**Dataset items**
· · · ·
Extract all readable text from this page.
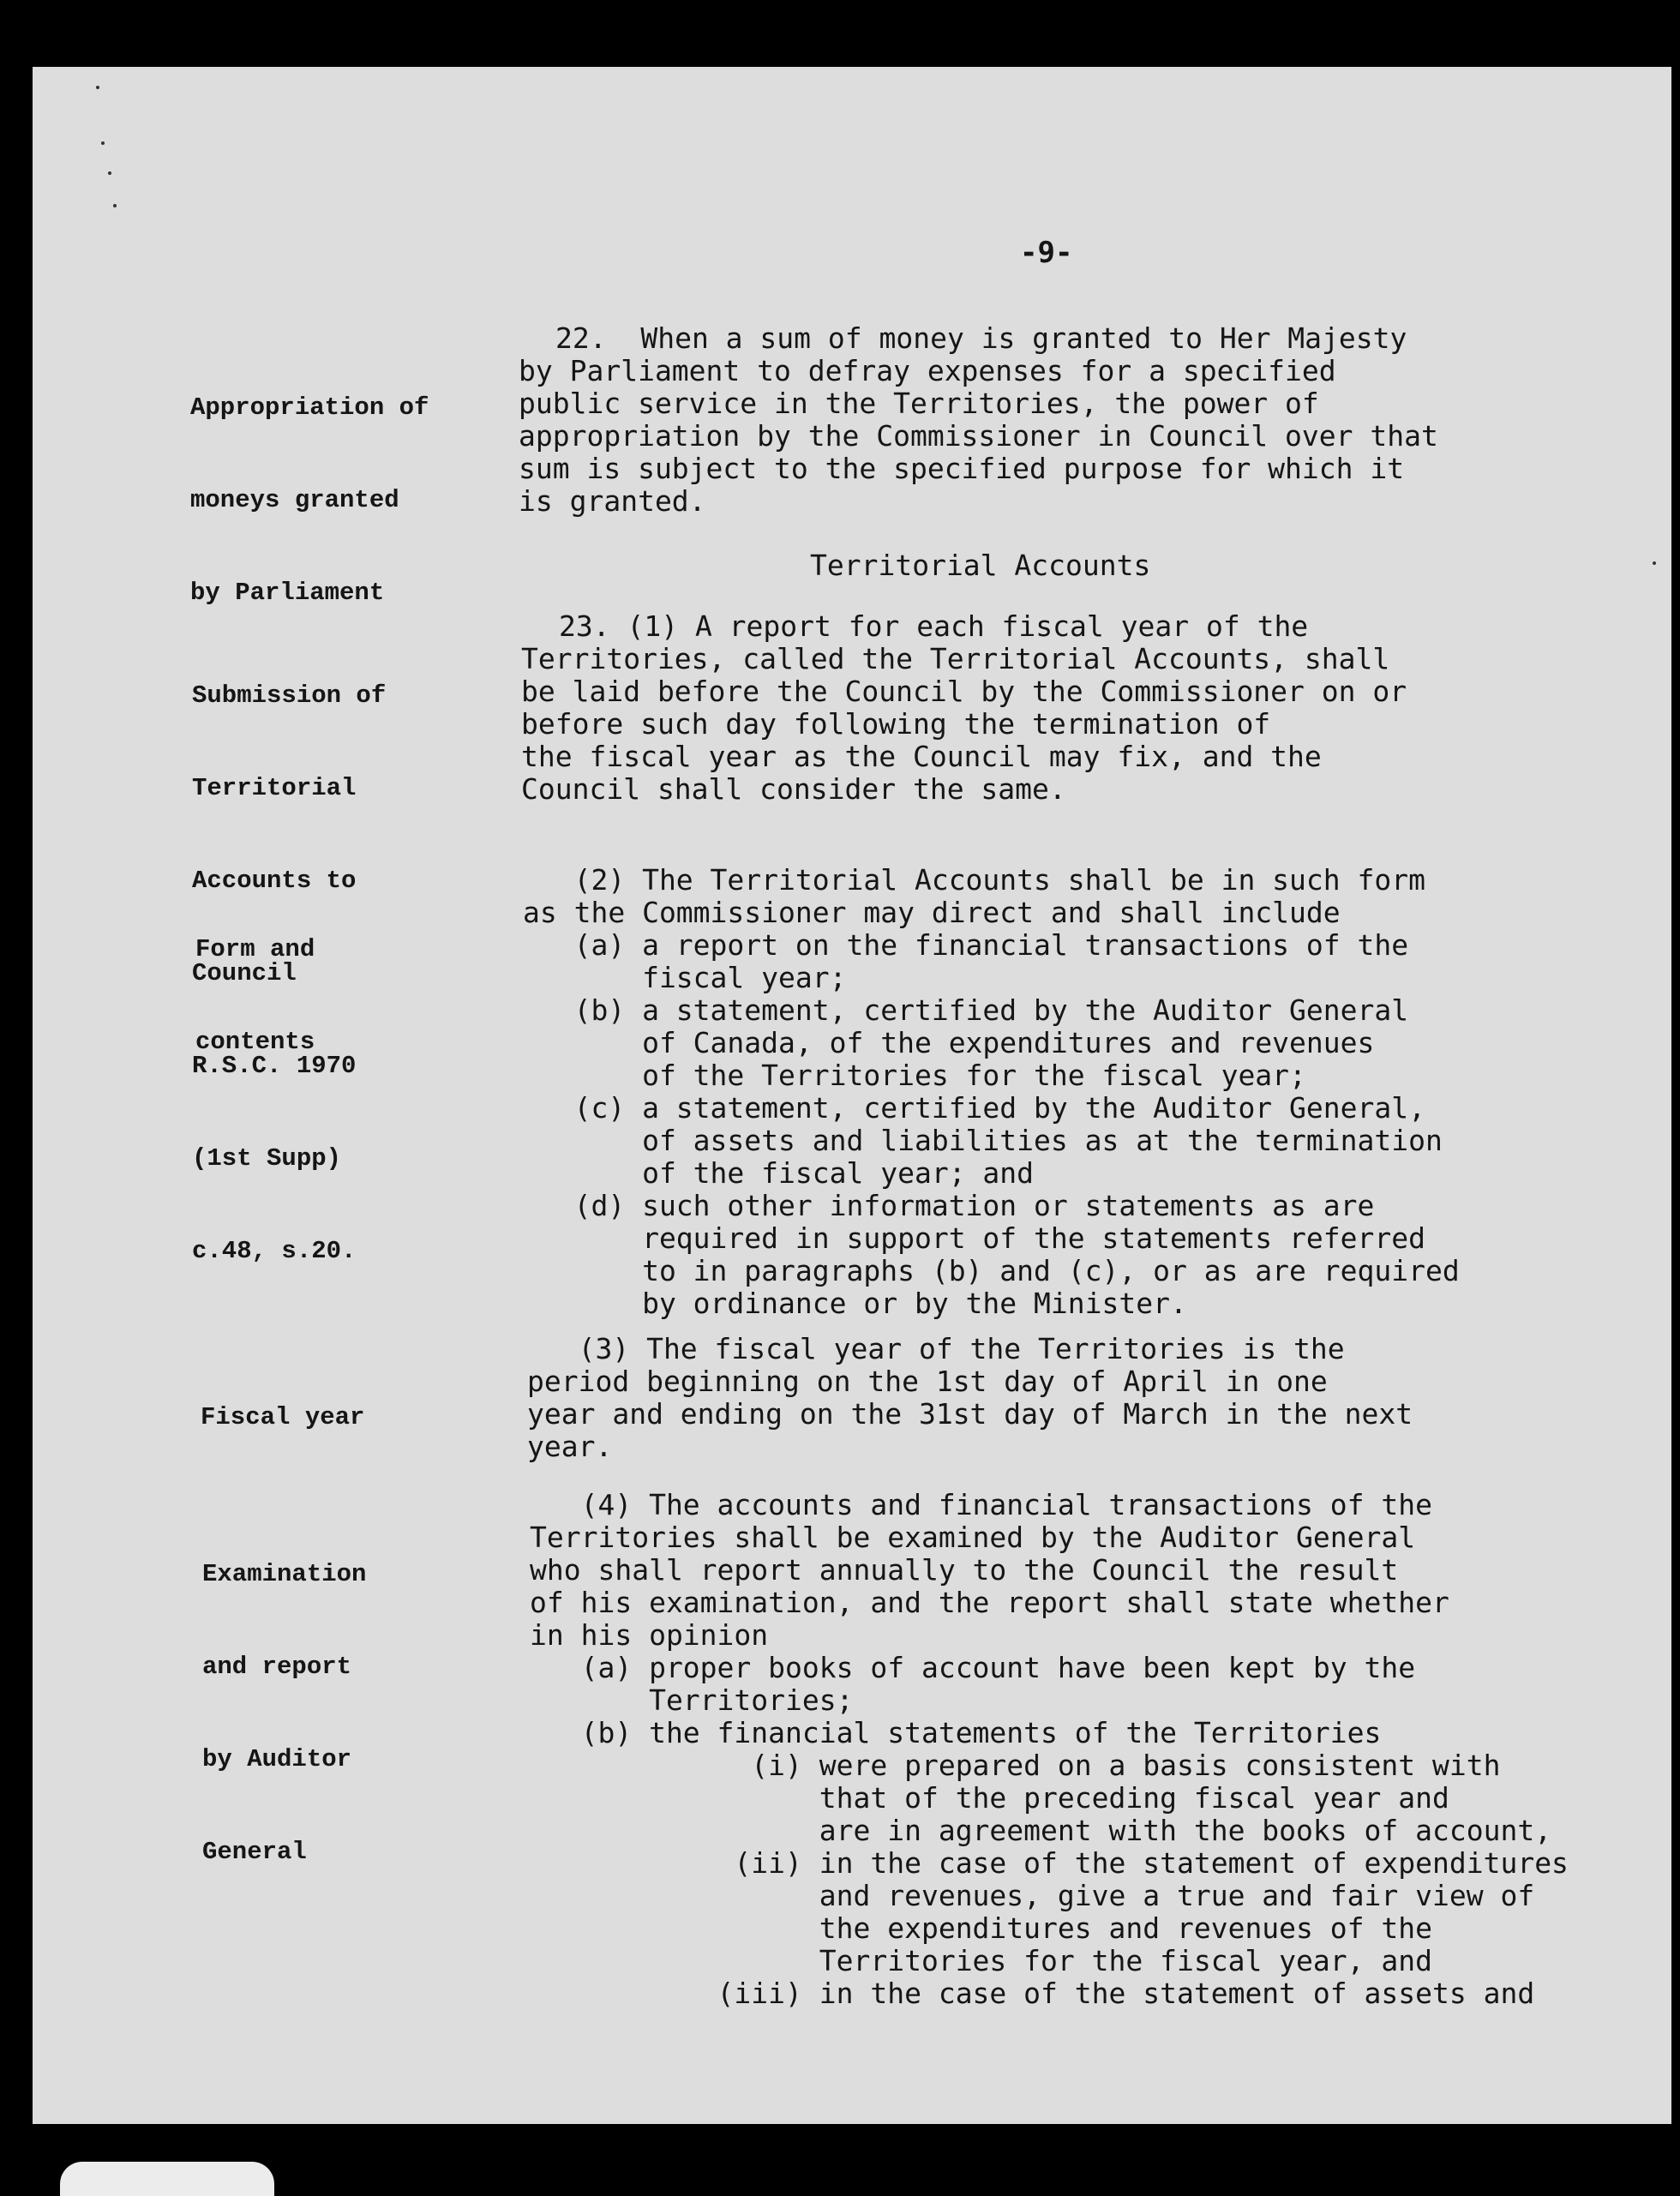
-9-
Territorial Accounts

Appropriation of

moneys granted

by Parliament

22.  When a sum of money is granted to Her Majesty
by Parliament to defray expenses for a specified
public service in the Territories, the power of
appropriation by the Commissioner in Council over that
sum is subject to the specified purpose for which it
is granted.

Submission of

Territorial

Accounts to

Council

R.S.C. 1970

(1st Supp)

c.48, s.20.

23. (1) A report for each fiscal year of the
Territories, called the Territorial Accounts, shall
be laid before the Council by the Commissioner on or
before such day following the termination of
the fiscal year as the Council may fix, and the
Council shall consider the same.

Form and

contents

(2) The Territorial Accounts shall be in such form
as the Commissioner may direct and shall include
(a) a report on the financial transactions of the
fiscal year;
(b) a statement, certified by the Auditor General
of Canada, of the expenditures and revenues
of the Territories for the fiscal year;
(c) a statement, certified by the Auditor General,
of assets and liabilities as at the termination
of the fiscal year; and
(d) such other information or statements as are
required in support of the statements referred
to in paragraphs (b) and (c), or as are required
by ordinance or by the Minister.

Fiscal year

(3) The fiscal year of the Territories is the
period beginning on the 1st day of April in one
year and ending on the 31st day of March in the next
year.

Examination

and report

by Auditor

General

(4) The accounts and financial transactions of the
Territories shall be examined by the Auditor General
who shall report annually to the Council the result
of his examination, and the report shall state whether
in his opinion
(a) proper books of account have been kept by the
Territories;
(b) the financial statements of the Territories
(i) were prepared on a basis consistent with
that of the preceding fiscal year and
are in agreement with the books of account,
(ii) in the case of the statement of expenditures
and revenues, give a true and fair view of
the expenditures and revenues of the
Territories for the fiscal year, and
(iii) in the case of the statement of assets and
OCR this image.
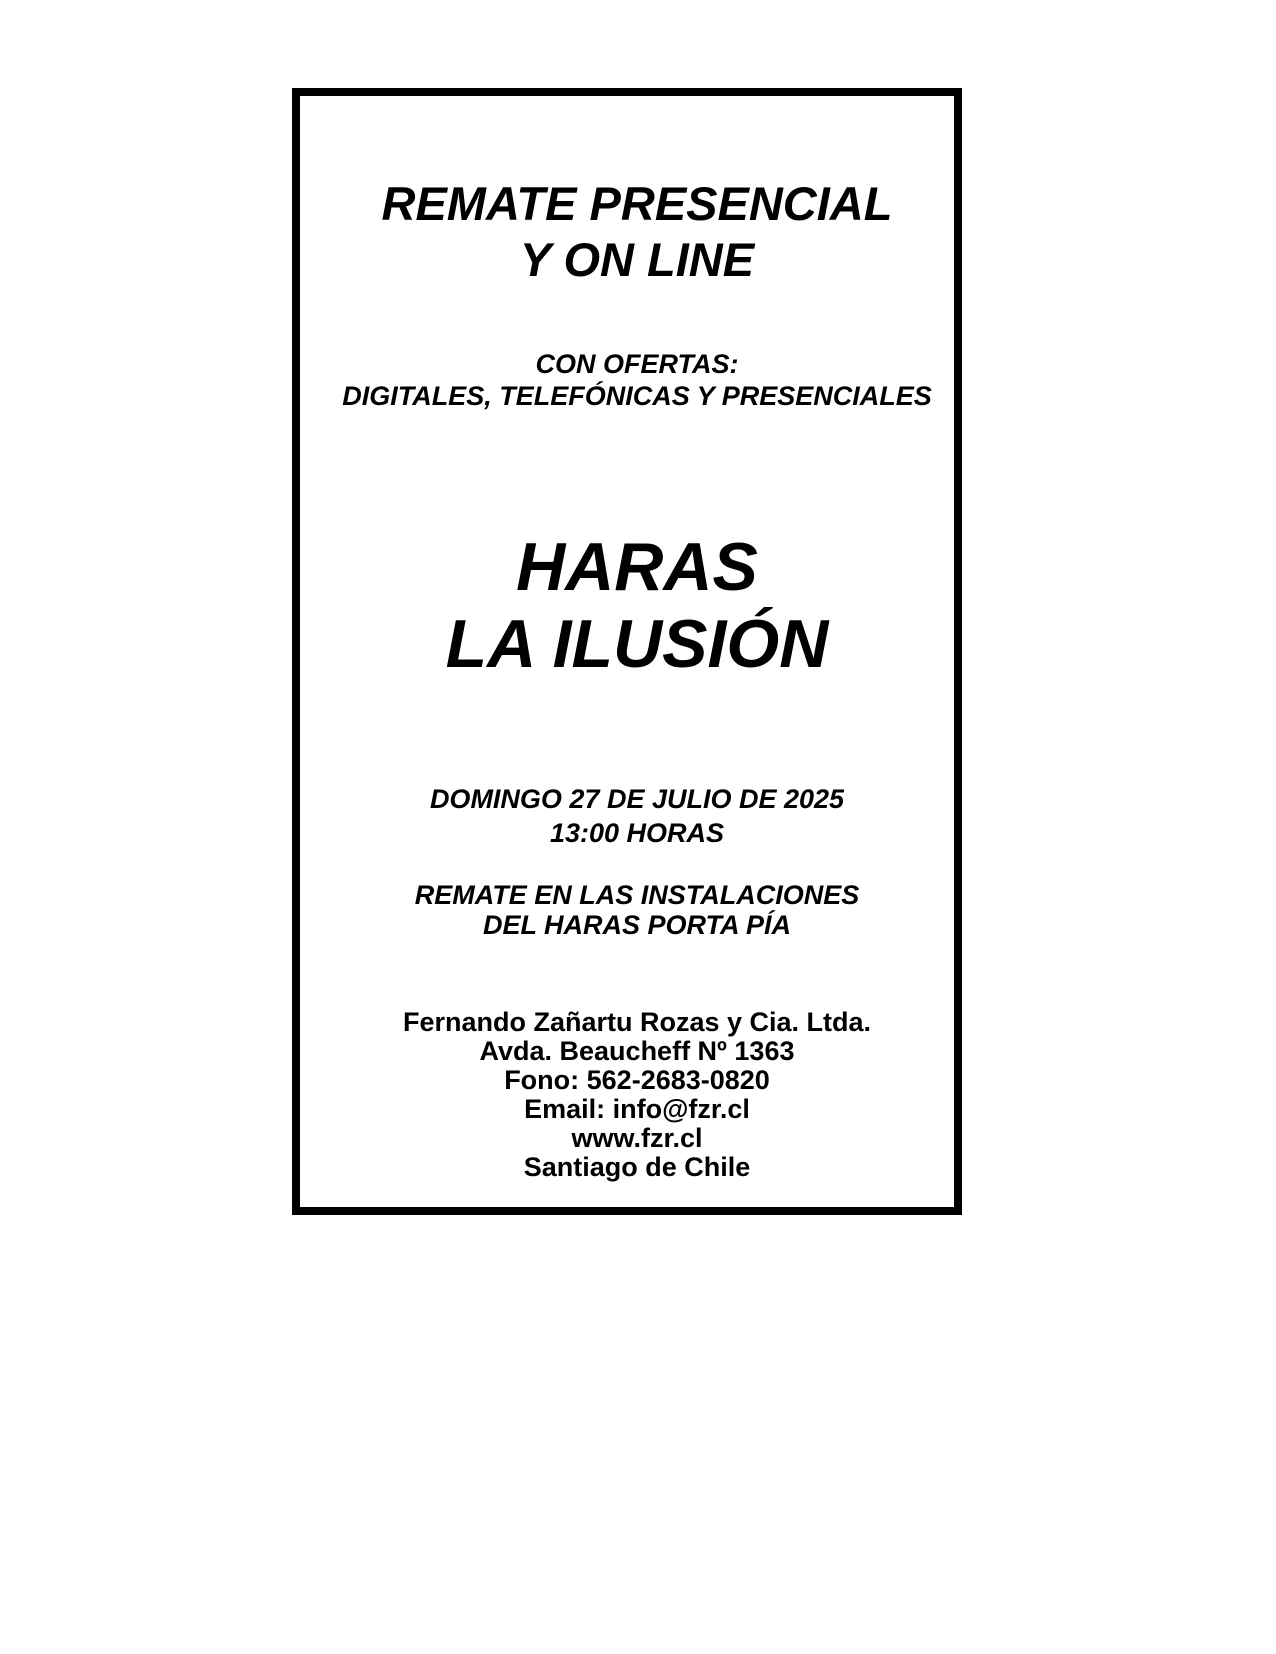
REMATE PRESENCIAL
Y ON LINE
CON OFERTAS:
DIGITALES, TELEFÓNICAS Y PRESENCIALES
HARAS
LA ILUSIÓN
DOMINGO 27 DE JULIO DE 2025
13:00 HORAS
REMATE EN LAS INSTALACIONES
DEL HARAS PORTA PÍA
Fernando Zañartu Rozas y Cia. Ltda.
Avda. Beaucheff Nº 1363
Fono: 562-2683-0820
Email: info@fzr.cl
www.fzr.cl
Santiago de Chile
· · · ·
**GOAL OF THE EXERCISE**
Your task is to repeat exactly the lines from the one containing "OCR this image." through the end of the material, both included, and only those, without pictures.

**FULL SOLUTION**
OCR this image.
REMATE PRESENCIAL
Y ON LINE
CON OFERTAS:
DIGITALES, TELEFÓNICAS Y PRESENCIALES
HARAS
LA ILUSIÓN
DOMINGO 27 DE JULIO DE 2025
13:00 HORAS
REMATE EN LAS INSTALACIONES
DEL HARAS PORTA PÍA
Fernando Zañartu Rozas y Cia. Ltda.
Avda. Beaucheff Nº 1363
Fono: 562-2683-0820
Email: info@fzr.cl
www.fzr.cl
Santiago de Chile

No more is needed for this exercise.